===== Data section

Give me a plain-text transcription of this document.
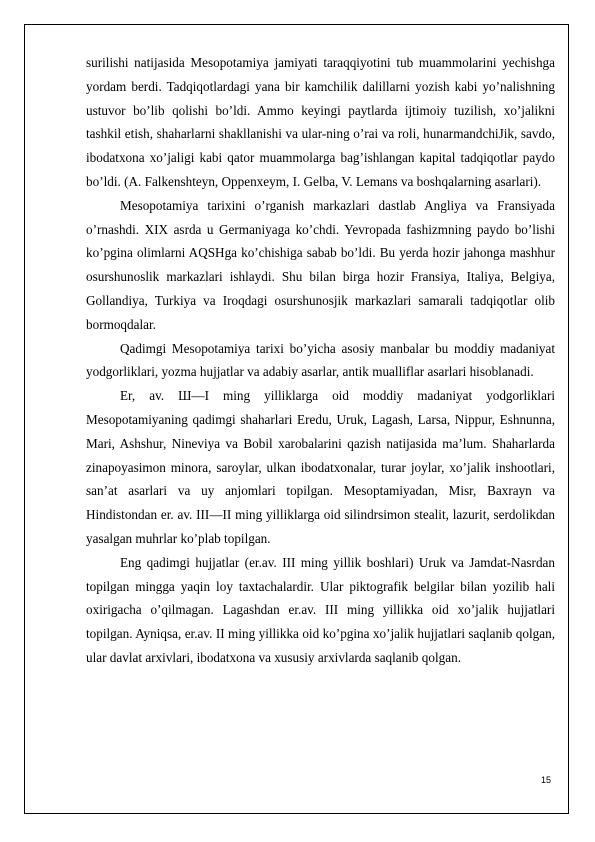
surilishi natijasida Mesopotamiya jamiyati taraqqiyotini tub muammolarini yechishga yordam berdi. Tadqiqotlardagi yana bir kamchilik dalillarni yozish kabi yo’nalishning ustuvor bo’lib qolishi bo’ldi. Ammo keyingi paytlarda ijtimoiy tuzilish, xo’jalikni tashkil etish, shaharlarni shakllanishi va ular-ning o’rai va roli, hunarmandchiJik, savdo, ibodatxona xo’jaligi kabi qator muammolarga bag’ishlangan kapital tadqiqotlar paydo bo’ldi. (A. Falkenshteyn, Oppenxeym, I. Gelba, V. Lemans va boshqalarning asarlari).

Mesopotamiya tarixini o’rganish markazlari dastlab Angliya va Fransiyada o’rnashdi. XIX asrda u Germaniyaga ko’chdi. Yevropada fashizmning paydo bo’lishi ko’pgina olimlarni AQSHga ko’chishiga sabab bo’ldi. Bu yerda hozir jahonga mashhur osurshunoslik markazlari ishlaydi. Shu bilan birga hozir Fransiya, Italiya, Belgiya, Gollandiya, Turkiya va Iroqdagi osurshunosjik markazlari samarali tadqiqotlar olib bormoqdalar.

Qadimgi Mesopotamiya tarixi bo’yicha asosiy manbalar bu moddiy madaniyat yodgorliklari, yozma hujjatlar va adabiy asarlar, antik mualliflar asarlari hisoblanadi.

Er, av. Ш—I ming yilliklarga oid moddiy madaniyat yodgorliklari Mesopotamiyaning qadimgi shaharlari Eredu, Uruk, Lagash, Larsa, Nippur, Eshnunna, Mari, Ashshur, Nineviya va Bobil xarobalarini qazish natijasida ma’lum. Shaharlarda zinapoyasimon minora, saroylar, ulkan ibodatxonalar, turar joylar, xo’jalik inshootlari, san’at asarlari va uy anjomlari topilgan. Mesoptamiyadan, Misr, Baxrayn va Hindistondan er. av. III—II ming yilliklarga oid silindrsimon stealit, lazurit, serdolikdan yasalgan muhrlar ko’plab topilgan.

Eng qadimgi hujjatlar (er.av. III ming yillik boshlari) Uruk va Jamdat-Nasrdan topilgan mingga yaqin loy taxtachalardir. Ular piktografik belgilar bilan yozilib hali oxirigacha o’qilmagan. Lagashdan er.av. III ming yillikka oid xo’jalik hujjatlari topilgan. Ayniqsa, er.av. II ming yillikka oid ko’pgina xo’jalik hujjatlari saqlanib qolgan, ular davlat arxivlari, ibodatxona va xususiy arxivlarda saqlanib qolgan.

15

==========

#### Exercise:
Retype all of the entries exactly as written, leaving out any images.

#### Response to the exercise:
Give me a plain-text transcription of this document.
surilishi natijasida Mesopotamiya jamiyati taraqqiyotini tub muammolarini yechishga yordam berdi. Tadqiqotlardagi yana bir kamchilik dalillarni yozish kabi yo’nalishning ustuvor bo’lib qolishi bo’ldi. Ammo keyingi paytlarda ijtimoiy tuzilish, xo’jalikni tashkil etish, shaharlarni shakllanishi va ular-ning o’rai va roli, hunarmandchiJik, savdo, ibodatxona xo’jaligi kabi qator muammolarga bag’ishlangan kapital tadqiqotlar paydo bo’ldi. (A. Falkenshteyn, Oppenxeym, I. Gelba, V. Lemans va boshqalarning asarlari).

Mesopotamiya tarixini o’rganish markazlari dastlab Angliya va Fransiyada o’rnashdi. XIX asrda u Germaniyaga ko’chdi. Yevropada fashizmning paydo bo’lishi ko’pgina olimlarni AQSHga ko’chishiga sabab bo’ldi. Bu yerda hozir jahonga mashhur osurshunoslik markazlari ishlaydi. Shu bilan birga hozir Fransiya, Italiya, Belgiya, Gollandiya, Turkiya va Iroqdagi osurshunosjik markazlari samarali tadqiqotlar olib bormoqdalar.

Qadimgi Mesopotamiya tarixi bo’yicha asosiy manbalar bu moddiy madaniyat yodgorliklari, yozma hujjatlar va adabiy asarlar, antik mualliflar asarlari hisoblanadi.

Er, av. Ш—I ming yilliklarga oid moddiy madaniyat yodgorliklari Mesopotamiyaning qadimgi shaharlari Eredu, Uruk, Lagash, Larsa, Nippur, Eshnunna, Mari, Ashshur, Nineviya va Bobil xarobalarini qazish natijasida ma’lum. Shaharlarda zinapoyasimon minora, saroylar, ulkan ibodatxonalar, turar joylar, xo’jalik inshootlari, san’at asarlari va uy anjomlari topilgan. Mesoptamiyadan, Misr, Baxrayn va Hindistondan er. av. III—II ming yilliklarga oid silindrsimon stealit, lazurit, serdolikdan yasalgan muhrlar ko’plab topilgan.

Eng qadimgi hujjatlar (er.av. III ming yillik boshlari) Uruk va Jamdat-Nasrdan topilgan mingga yaqin loy taxtachalardir. Ular piktografik belgilar bilan yozilib hali oxirigacha o’qilmagan. Lagashdan er.av. III ming yillikka oid xo’jalik hujjatlari topilgan. Ayniqsa, er.av. II ming yillikka oid ko’pgina xo’jalik hujjatlari saqlanib qolgan, ular davlat arxivlari, ibodatxona va xususiy arxivlarda saqlanib qolgan.

15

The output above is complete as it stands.